Task directions
Pull out every line below that holds the word "name".

[Dataset entries]
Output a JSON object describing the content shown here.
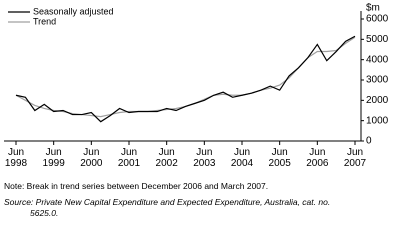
{
  "chart_data": {
    "type": "line",
    "y_unit": "$m",
    "categories": [
      "Jun 1998",
      null,
      null,
      null,
      "Jun 1999",
      null,
      null,
      null,
      "Jun 2000",
      null,
      null,
      null,
      "Jun 2001",
      null,
      null,
      null,
      "Jun 2002",
      null,
      null,
      null,
      "Jun 2003",
      null,
      null,
      null,
      "Jun 2004",
      null,
      null,
      null,
      "Jun 2005",
      null,
      null,
      null,
      "Jun 2006",
      null,
      null,
      null,
      "Jun 2007"
    ],
    "series": [
      {
        "name": "Seasonally adjusted",
        "color": "#000000",
        "values": [
          2250,
          2150,
          1500,
          1800,
          1450,
          1500,
          1300,
          1300,
          1400,
          950,
          1250,
          1600,
          1400,
          1450,
          1450,
          1450,
          1600,
          1500,
          1700,
          1850,
          2000,
          2250,
          2400,
          2150,
          2250,
          2350,
          2500,
          2700,
          2500,
          3200,
          3600,
          4100,
          4750,
          3950,
          4400,
          4900,
          5150
        ]
      },
      {
        "name": "Trend",
        "color": "#a0a0a0",
        "values": [
          2250,
          2000,
          1750,
          1600,
          1500,
          1450,
          1350,
          1300,
          1250,
          1200,
          1300,
          1400,
          1450,
          1450,
          1450,
          1500,
          1550,
          1600,
          1700,
          1850,
          2050,
          2250,
          2300,
          2250,
          2250,
          2350,
          2500,
          2600,
          2750,
          3100,
          3600,
          4100,
          4400,
          4400,
          4450,
          4800,
          5100
        ]
      }
    ],
    "ylim": [
      0,
      6000
    ],
    "yticks": [
      0,
      1000,
      2000,
      3000,
      4000,
      5000,
      6000
    ],
    "legend": "top-left",
    "note": "Note: Break in trend series between December 2006 and March 2007.",
    "source_label": "Source:",
    "source": "Private New Capital Expenditure and Expected Expenditure, Australia, cat. no. 5625.0."
  }
}
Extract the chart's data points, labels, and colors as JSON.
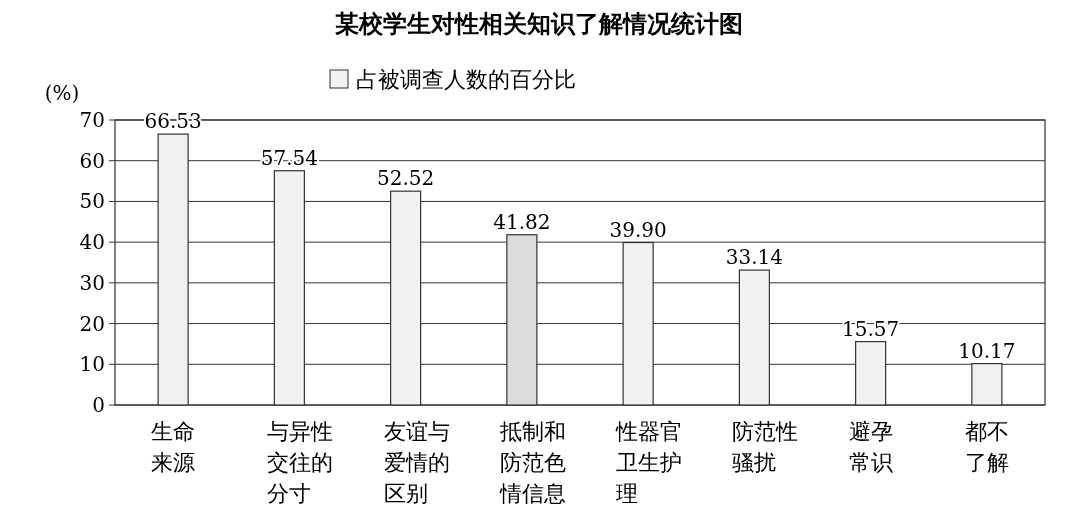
{
  "chart_data": {
    "type": "bar",
    "title": "某校学生对性相关知识了解情况统计图",
    "ylabel": "(%)",
    "categories": [
      "生命来源",
      "与异性交往的分寸",
      "友谊与爱情的区别",
      "抵制和防范色情信息",
      "性器官卫生护理",
      "防范性骚扰",
      "避孕常识",
      "都不了解"
    ],
    "series": [
      {
        "name": "占被调查人数的百分比",
        "color": "#f2f2f2",
        "colors": [
          "#f2f2f2",
          "#f2f2f2",
          "#f2f2f2",
          "#dcdcdc",
          "#f2f2f2",
          "#f2f2f2",
          "#f2f2f2",
          "#f2f2f2"
        ],
        "values": [
          66.53,
          57.54,
          52.52,
          41.82,
          39.9,
          33.14,
          15.57,
          10.17
        ]
      }
    ],
    "value_labels": [
      "66.53",
      "57.54",
      "52.52",
      "41.82",
      "39.90",
      "33.14",
      "15.57",
      "10.17"
    ],
    "ylim": [
      0,
      70
    ],
    "yticks": [
      0,
      10,
      20,
      30,
      40,
      50,
      60,
      70
    ],
    "grid": "y",
    "legend": "top"
  }
}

Final answer
        "name": "Seasonally adjusted",
        "name": "Trend",
        "name": "占被调查人数的百分比",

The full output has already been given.